** START OF Data for the task **

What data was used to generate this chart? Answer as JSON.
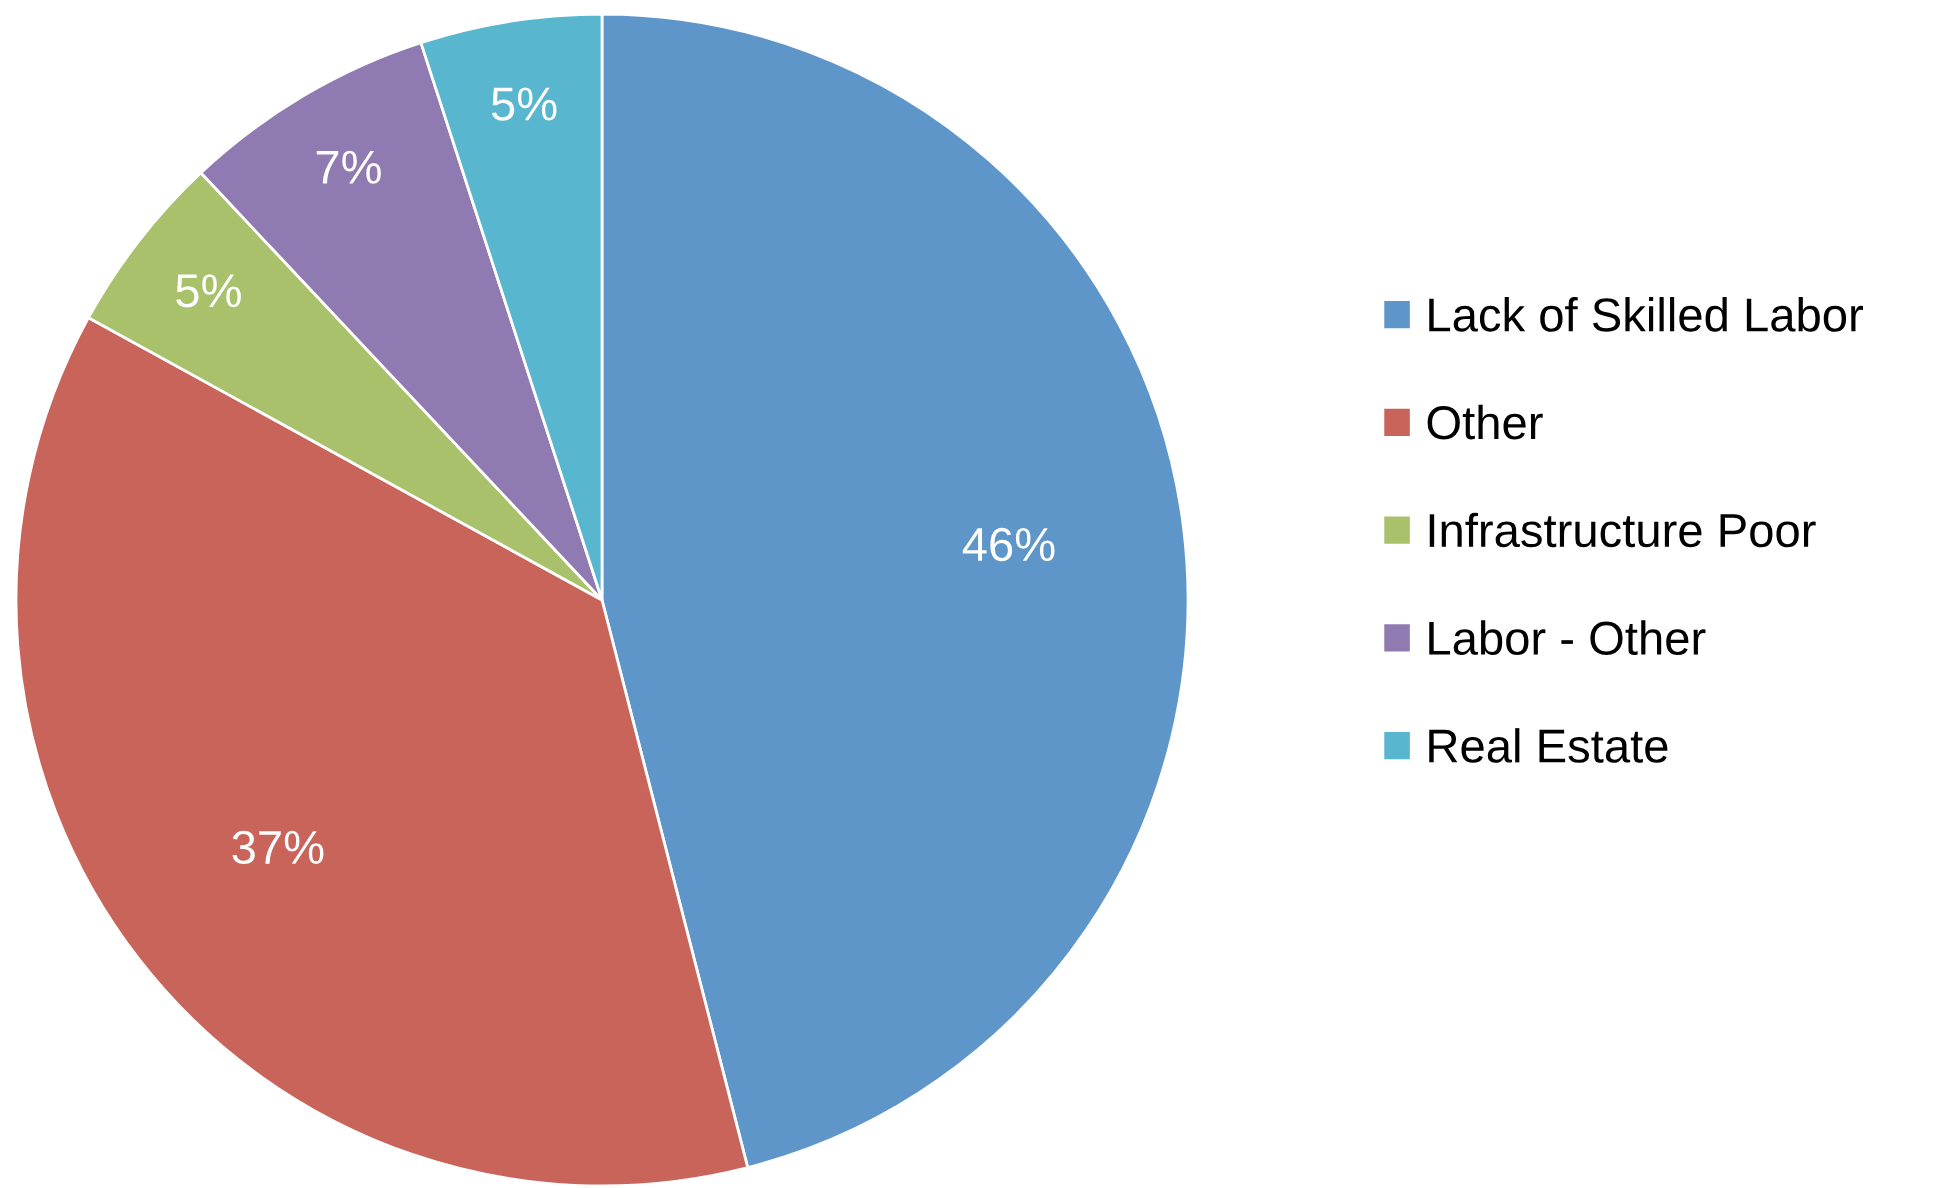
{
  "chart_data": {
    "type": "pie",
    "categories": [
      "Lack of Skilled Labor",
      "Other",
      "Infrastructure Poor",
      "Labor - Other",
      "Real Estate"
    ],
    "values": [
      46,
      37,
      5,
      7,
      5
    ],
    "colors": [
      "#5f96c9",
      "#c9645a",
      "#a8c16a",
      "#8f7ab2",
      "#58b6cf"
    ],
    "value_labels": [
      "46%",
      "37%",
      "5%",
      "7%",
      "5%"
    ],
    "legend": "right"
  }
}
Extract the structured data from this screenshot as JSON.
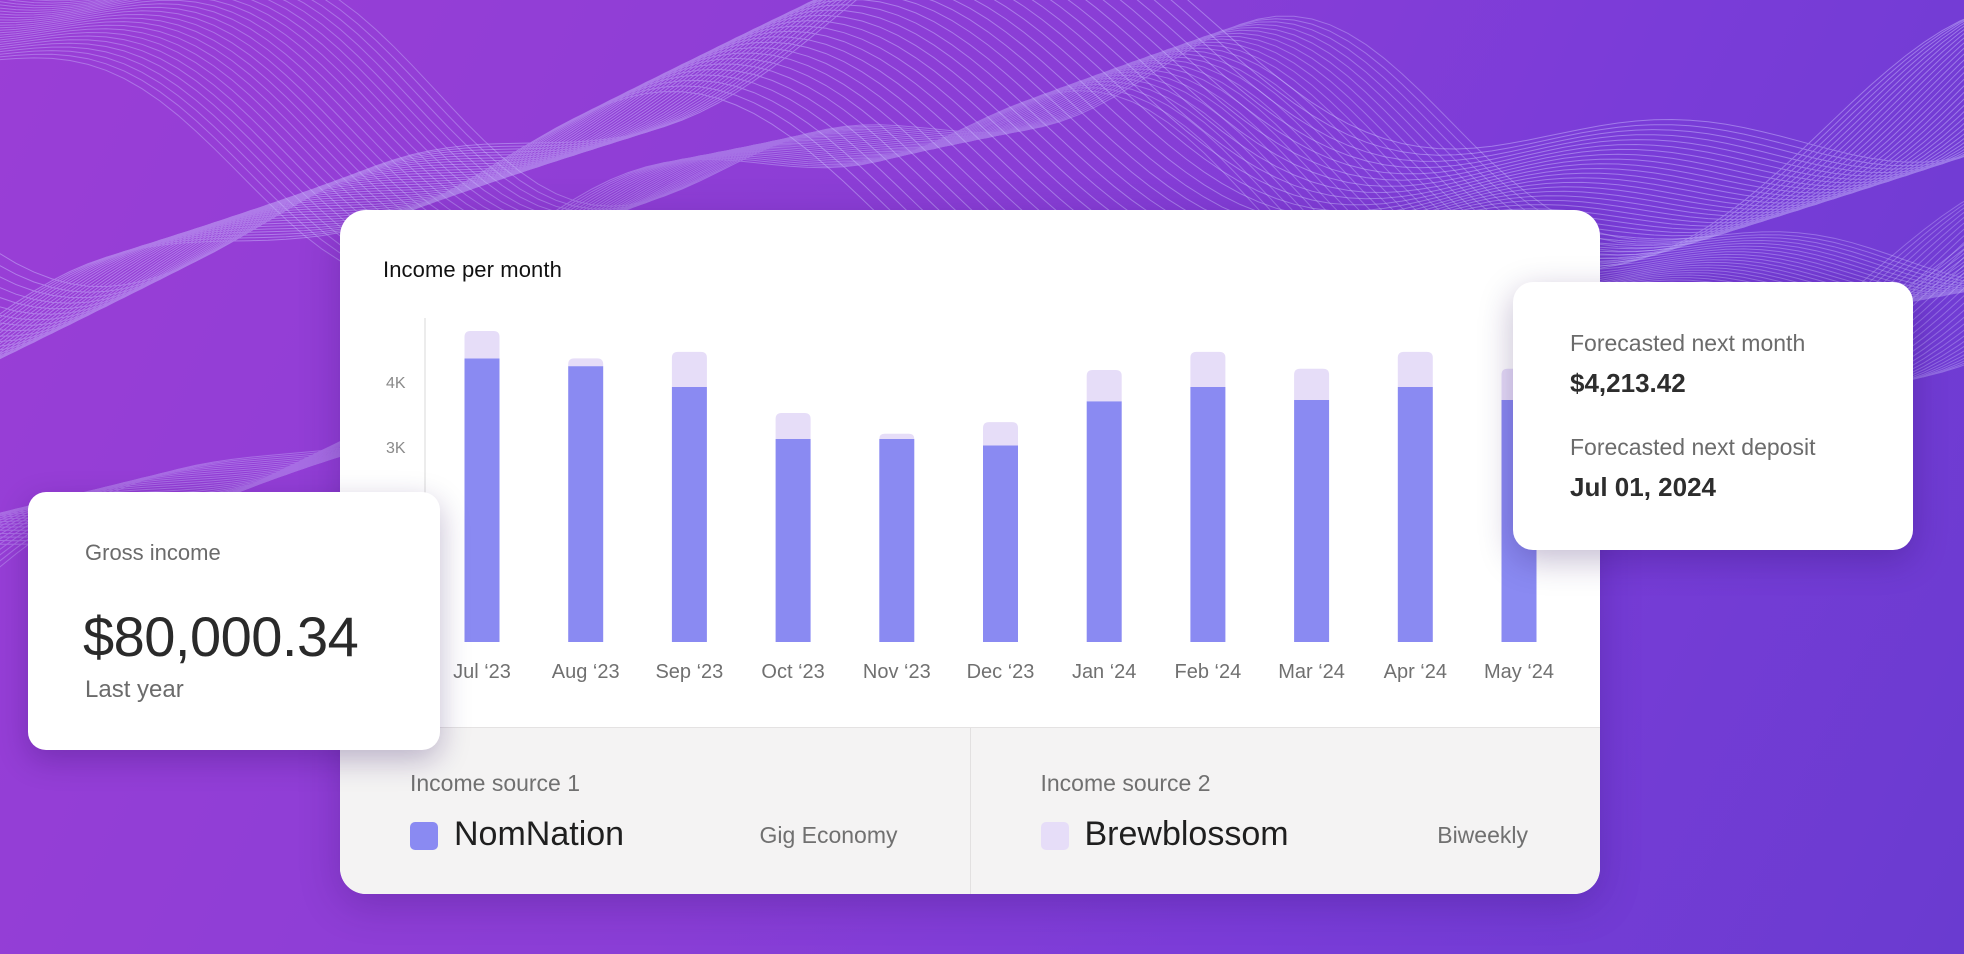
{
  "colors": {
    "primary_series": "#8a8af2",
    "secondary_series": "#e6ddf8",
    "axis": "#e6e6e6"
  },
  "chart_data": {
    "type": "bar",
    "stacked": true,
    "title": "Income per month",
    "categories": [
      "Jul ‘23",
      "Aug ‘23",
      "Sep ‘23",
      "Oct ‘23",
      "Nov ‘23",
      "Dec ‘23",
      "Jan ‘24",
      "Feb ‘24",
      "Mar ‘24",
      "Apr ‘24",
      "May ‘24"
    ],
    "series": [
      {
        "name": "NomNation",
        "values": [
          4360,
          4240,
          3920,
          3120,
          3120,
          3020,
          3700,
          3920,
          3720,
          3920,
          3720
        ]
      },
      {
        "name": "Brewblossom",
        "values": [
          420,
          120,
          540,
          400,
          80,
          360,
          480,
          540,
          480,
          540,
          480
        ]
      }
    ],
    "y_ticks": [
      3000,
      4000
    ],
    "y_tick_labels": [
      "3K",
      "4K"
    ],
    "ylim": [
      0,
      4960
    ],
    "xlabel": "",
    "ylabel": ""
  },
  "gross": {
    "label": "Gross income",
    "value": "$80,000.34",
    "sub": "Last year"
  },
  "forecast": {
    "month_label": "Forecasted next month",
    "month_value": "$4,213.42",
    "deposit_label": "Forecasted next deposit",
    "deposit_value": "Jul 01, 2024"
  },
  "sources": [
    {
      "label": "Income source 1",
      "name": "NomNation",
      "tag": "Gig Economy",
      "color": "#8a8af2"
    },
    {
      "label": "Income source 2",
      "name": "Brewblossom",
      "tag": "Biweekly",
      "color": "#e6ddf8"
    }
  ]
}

** END OF Data for the task **

**Exercise:** Go through the records. Copy each line where "Forecasted" appears.

**Solved exercise:**
    "month_label": "Forecasted next month",
    "deposit_label": "Forecasted next deposit",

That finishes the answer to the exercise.